Provided records:
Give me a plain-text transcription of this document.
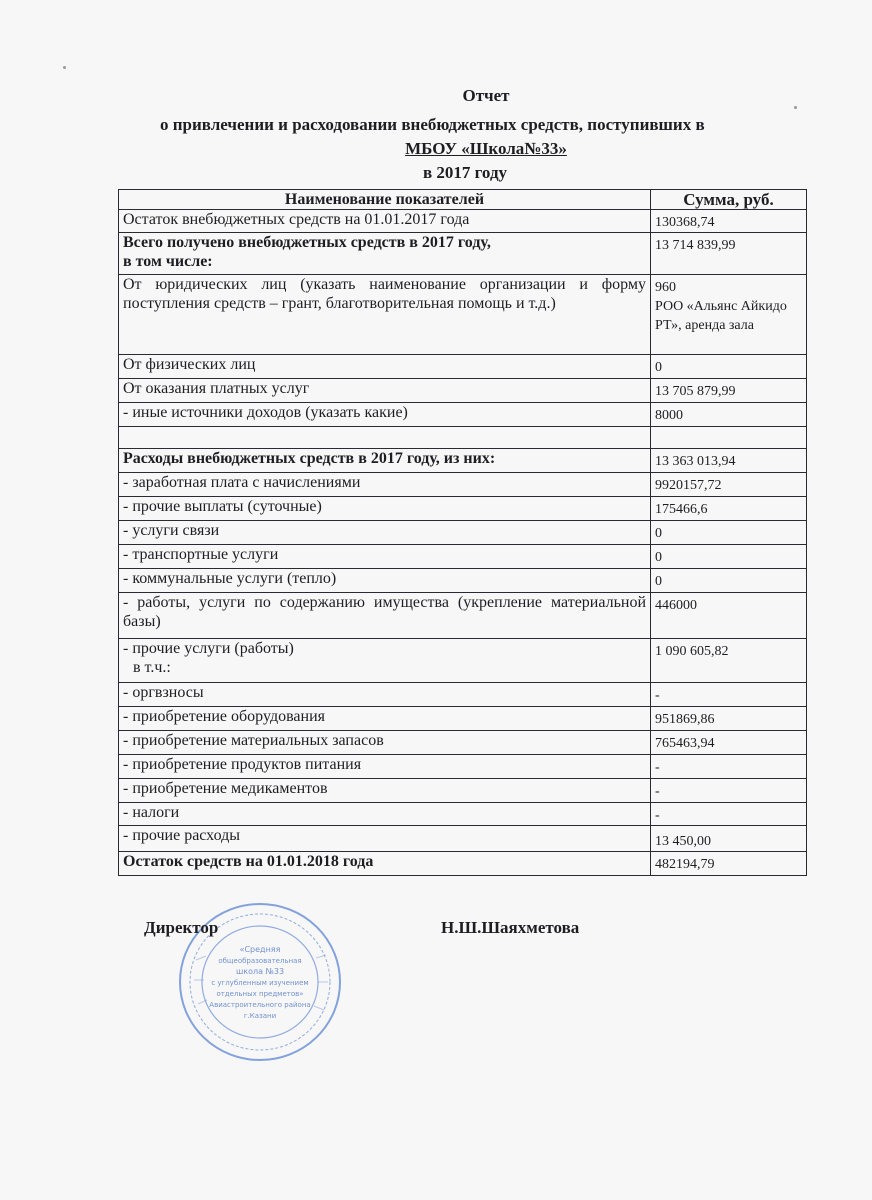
Отчет
о привлечении и расходовании внебюджетных средств, поступивших в
МБОУ «Школа№33»
в 2017 году
Наименование показателей	Сумма, руб.
Остаток внебюджетных средств на 01.01.2017 года	130368,74

Всего получено внебюджетных средств в 2017 году,
в том числе:	13 714 839,99
От юридических лиц (указать наименование организации и форму поступления средств – грант, благотворительная помощь и т.д.)	960
РОО «Альянс Айкидо РТ», аренда зала

От физических лиц	0
От оказания платных услуг	13 705 879,99
- иные источники доходов (указать какие)	8000

Расходы внебюджетных средств в 2017 году, из них:	13 363 013,94
- заработная плата с начислениями	9920157,72
- прочие выплаты (суточные)	175466,6
- услуги связи	0
- транспортные услуги	0
- коммунальные услуги (тепло)	0
- работы, услуги по содержанию имущества (укрепление материальной базы)	446000

- прочие услуги (работы)
в т.ч.:	1 090 605,82
- оргвзносы	-
- приобретение оборудования	951869,86
- приобретение материальных запасов	765463,94
- приобретение продуктов питания	-
- приобретение медикаментов	-
- налоги	-
- прочие расходы	13 450,00
Остаток средств на 01.01.2018 года	482194,79
«Средняя
общеобразовательная
школа №33
с углубленным изучением
отдельных предметов»
Авиастроительного района
г.Казани
Директор	Н.Ш.Шаяхметова
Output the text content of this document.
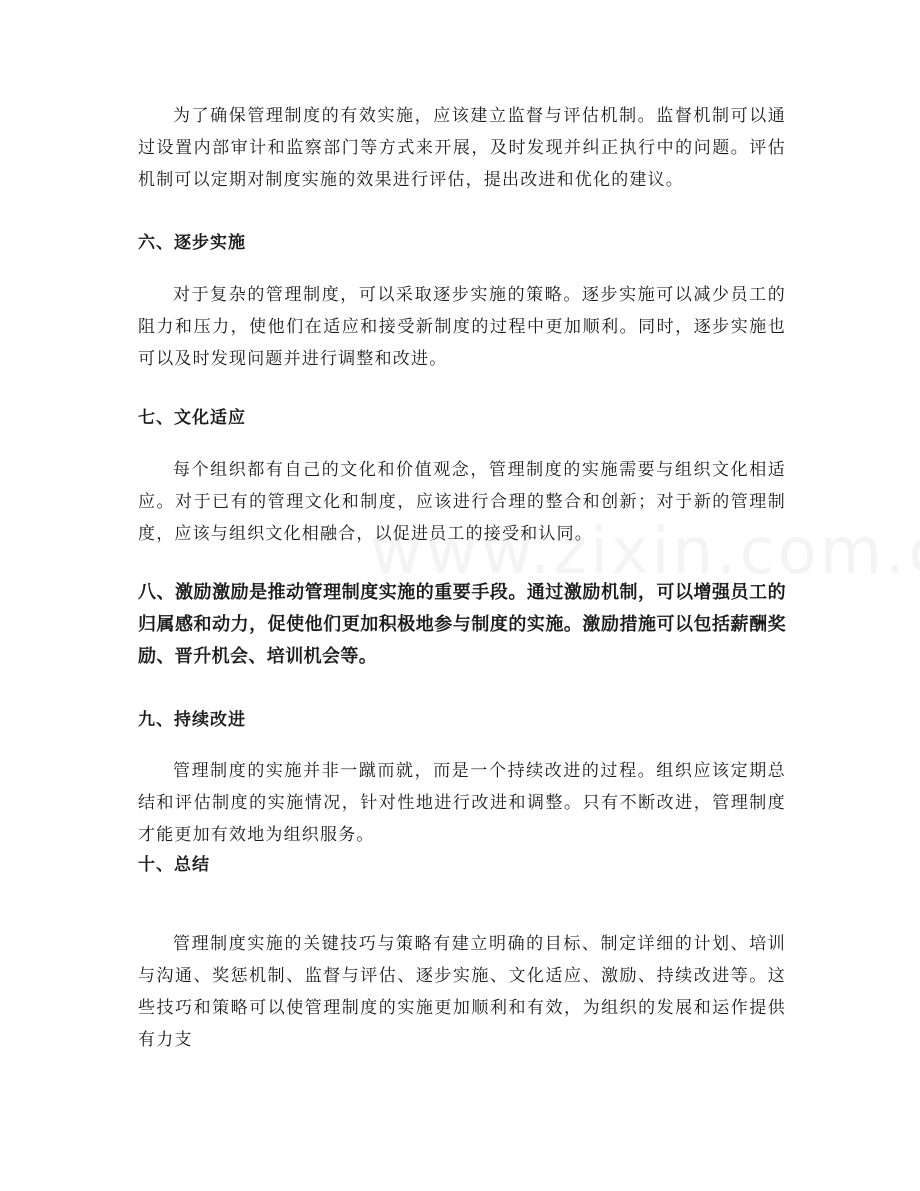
为了确保管理制度的有效实施，应该建立监督与评估机制。监督机制可以通过设置内部审计和监察部门等方式来开展，及时发现并纠正执行中的问题。评估机制可以定期对制度实施的效果进行评估，提出改进和优化的建议。

六、逐步实施

对于复杂的管理制度，可以采取逐步实施的策略。逐步实施可以减少员工的阻力和压力，使他们在适应和接受新制度的过程中更加顺利。同时，逐步实施也可以及时发现问题并进行调整和改进。

七、文化适应

每个组织都有自己的文化和价值观念，管理制度的实施需要与组织文化相适应。对于已有的管理文化和制度，应该进行合理的整合和创新；对于新的管理制度，应该与组织文化相融合，以促进员工的接受和认同。

八、激励激励是推动管理制度实施的重要手段。通过激励机制，可以增强员工的归属感和动力，促使他们更加积极地参与制度的实施。激励措施可以包括薪酬奖励、晋升机会、培训机会等。

九、持续改进

管理制度的实施并非一蹴而就，而是一个持续改进的过程。组织应该定期总结和评估制度的实施情况，针对性地进行改进和调整。只有不断改进，管理制度才能更加有效地为组织服务。

十、总结

管理制度实施的关键技巧与策略有建立明确的目标、制定详细的计划、培训与沟通、奖惩机制、监督与评估、逐步实施、文化适应、激励、持续改进等。这些技巧和策略可以使管理制度的实施更加顺利和有效，为组织的发展和运作提供有力支
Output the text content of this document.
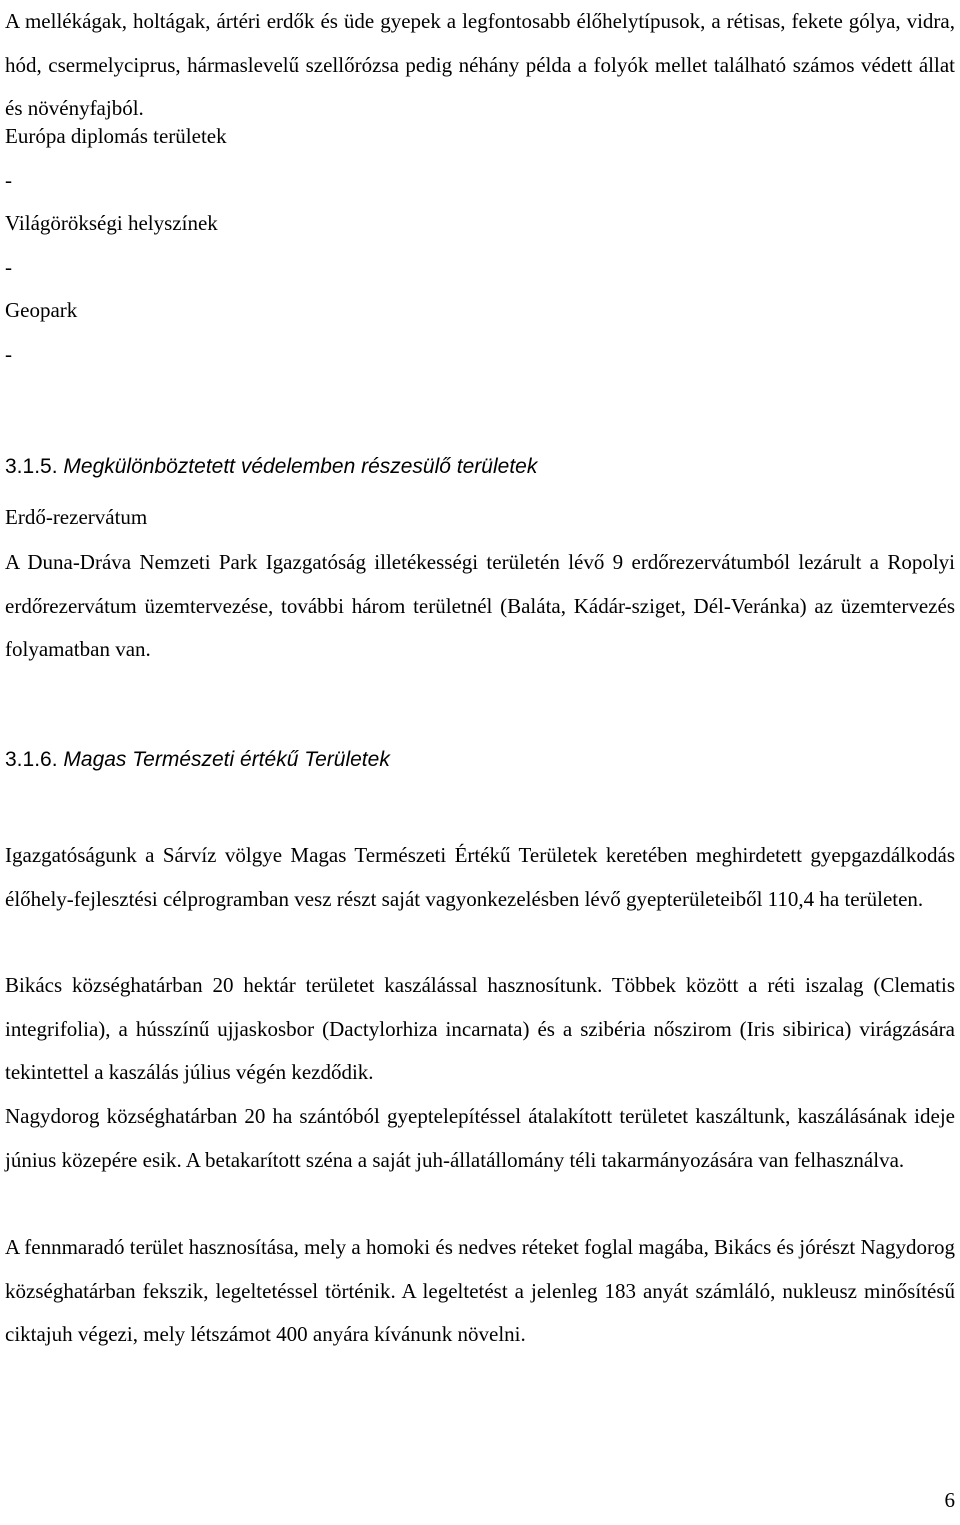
A mellékágak, holtágak, ártéri erdők és üde gyepek a legfontosabb élőhelytípusok, a rétisas, fekete gólya, vidra, hód, csermelyciprus, hármaslevelű szellőrózsa pedig néhány példa a folyók mellet található számos védett állat és növényfajból.

Európa diplomás területek

-

Világörökségi helyszínek

-

Geopark

-

3.1.5. Megkülönböztetett védelemben részesülő területek

Erdő-rezervátum

A Duna-Dráva Nemzeti Park Igazgatóság illetékességi területén lévő 9 erdőrezervátumból lezárult a Ropolyi erdőrezervátum üzemtervezése, további három területnél (Baláta, Kádár-sziget, Dél-Veránka) az üzemtervezés folyamatban van.

3.1.6. Magas Természeti értékű Területek

Igazgatóságunk a Sárvíz völgye Magas Természeti Értékű Területek keretében meghirdetett gyepgazdálkodás élőhely-fejlesztési célprogramban vesz részt saját vagyonkezelésben lévő gyepterületeiből 110,4 ha területen.

Bikács községhatárban 20 hektár területet kaszálással hasznosítunk. Többek között a réti iszalag (Clematis integrifolia), a hússzínű ujjaskosbor (Dactylorhiza incarnata) és a szibéria nőszirom (Iris sibirica) virágzására tekintettel a kaszálás július végén kezdődik.

Nagydorog községhatárban 20 ha szántóból gyeptelepítéssel átalakított területet kaszáltunk, kaszálásának ideje június közepére esik. A betakarított széna a saját juh-állatállomány téli takarmányozására van felhasználva.

A fennmaradó terület hasznosítása, mely a homoki és nedves réteket foglal magába, Bikács és jórészt Nagydorog községhatárban fekszik, legeltetéssel történik. A legeltetést a jelenleg 183 anyát számláló, nukleusz minősítésű ciktajuh végezi, mely létszámot 400 anyára kívánunk növelni.

6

Aim: Extract every line that has the string "Nagydorog" in it.

Reply:
Nagydorog községhatárban 20 ha szántóból gyeptelepítéssel átalakított területet kaszáltunk, kaszálásának ideje június közepére esik. A betakarított széna a saját juh-állatállomány téli takarmányozására van felhasználva.
A fennmaradó terület hasznosítása, mely a homoki és nedves réteket foglal magába, Bikács és jórészt Nagydorog községhatárban fekszik, legeltetéssel történik. A legeltetést a jelenleg 183 anyát számláló, nukleusz minősítésű ciktajuh végezi, mely létszámot 400 anyára kívánunk növelni.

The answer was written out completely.